## start

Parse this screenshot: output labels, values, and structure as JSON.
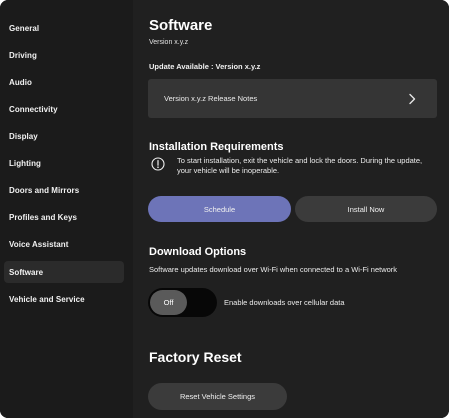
{
  "sidebar": {
    "items": [
      {
        "label": "General",
        "active": false
      },
      {
        "label": "Driving",
        "active": false
      },
      {
        "label": "Audio",
        "active": false
      },
      {
        "label": "Connectivity",
        "active": false
      },
      {
        "label": "Display",
        "active": false
      },
      {
        "label": "Lighting",
        "active": false
      },
      {
        "label": "Doors and Mirrors",
        "active": false
      },
      {
        "label": "Profiles and Keys",
        "active": false
      },
      {
        "label": "Voice Assistant",
        "active": false
      },
      {
        "label": "Software",
        "active": true
      },
      {
        "label": "Vehicle and Service",
        "active": false
      }
    ]
  },
  "software": {
    "title": "Software",
    "version": "Version x.y.z",
    "update_available": "Update Available : Version x.y.z",
    "release_notes_label": "Version x.y.z Release Notes",
    "release_notes_icon": "chevron-right-icon"
  },
  "installation": {
    "title": "Installation Requirements",
    "icon": "info-icon",
    "text": "To start installation, exit the vehicle and lock the doors. During the update, your vehicle will be inoperable.",
    "schedule_label": "Schedule",
    "install_label": "Install Now"
  },
  "download": {
    "title": "Download Options",
    "description": "Software updates download over Wi-Fi when connected to a Wi-Fi network",
    "toggle_state": "Off",
    "toggle_label": "Enable downloads over cellular data"
  },
  "factory_reset": {
    "title": "Factory Reset",
    "button_label": "Reset Vehicle Settings"
  },
  "colors": {
    "background": "#1e1e1e",
    "sidebar": "#1b1b1b",
    "panel": "#353535",
    "accent": "#6d74b8",
    "button": "#3b3b3b"
  }
}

## end

**Exercise goal:**
Repeat each record exactly as shown above, dropping all images.

**The result:**
Parse this screenshot: output labels, values, and structure as JSON.
{
  "sidebar": {
    "items": [
      {
        "label": "General",
        "active": false
      },
      {
        "label": "Driving",
        "active": false
      },
      {
        "label": "Audio",
        "active": false
      },
      {
        "label": "Connectivity",
        "active": false
      },
      {
        "label": "Display",
        "active": false
      },
      {
        "label": "Lighting",
        "active": false
      },
      {
        "label": "Doors and Mirrors",
        "active": false
      },
      {
        "label": "Profiles and Keys",
        "active": false
      },
      {
        "label": "Voice Assistant",
        "active": false
      },
      {
        "label": "Software",
        "active": true
      },
      {
        "label": "Vehicle and Service",
        "active": false
      }
    ]
  },
  "software": {
    "title": "Software",
    "version": "Version x.y.z",
    "update_available": "Update Available : Version x.y.z",
    "release_notes_label": "Version x.y.z Release Notes",
    "release_notes_icon": "chevron-right-icon"
  },
  "installation": {
    "title": "Installation Requirements",
    "icon": "info-icon",
    "text": "To start installation, exit the vehicle and lock the doors. During the update, your vehicle will be inoperable.",
    "schedule_label": "Schedule",
    "install_label": "Install Now"
  },
  "download": {
    "title": "Download Options",
    "description": "Software updates download over Wi-Fi when connected to a Wi-Fi network",
    "toggle_state": "Off",
    "toggle_label": "Enable downloads over cellular data"
  },
  "factory_reset": {
    "title": "Factory Reset",
    "button_label": "Reset Vehicle Settings"
  },
  "colors": {
    "background": "#1e1e1e",
    "sidebar": "#1b1b1b",
    "panel": "#353535",
    "accent": "#6d74b8",
    "button": "#3b3b3b"
  }
}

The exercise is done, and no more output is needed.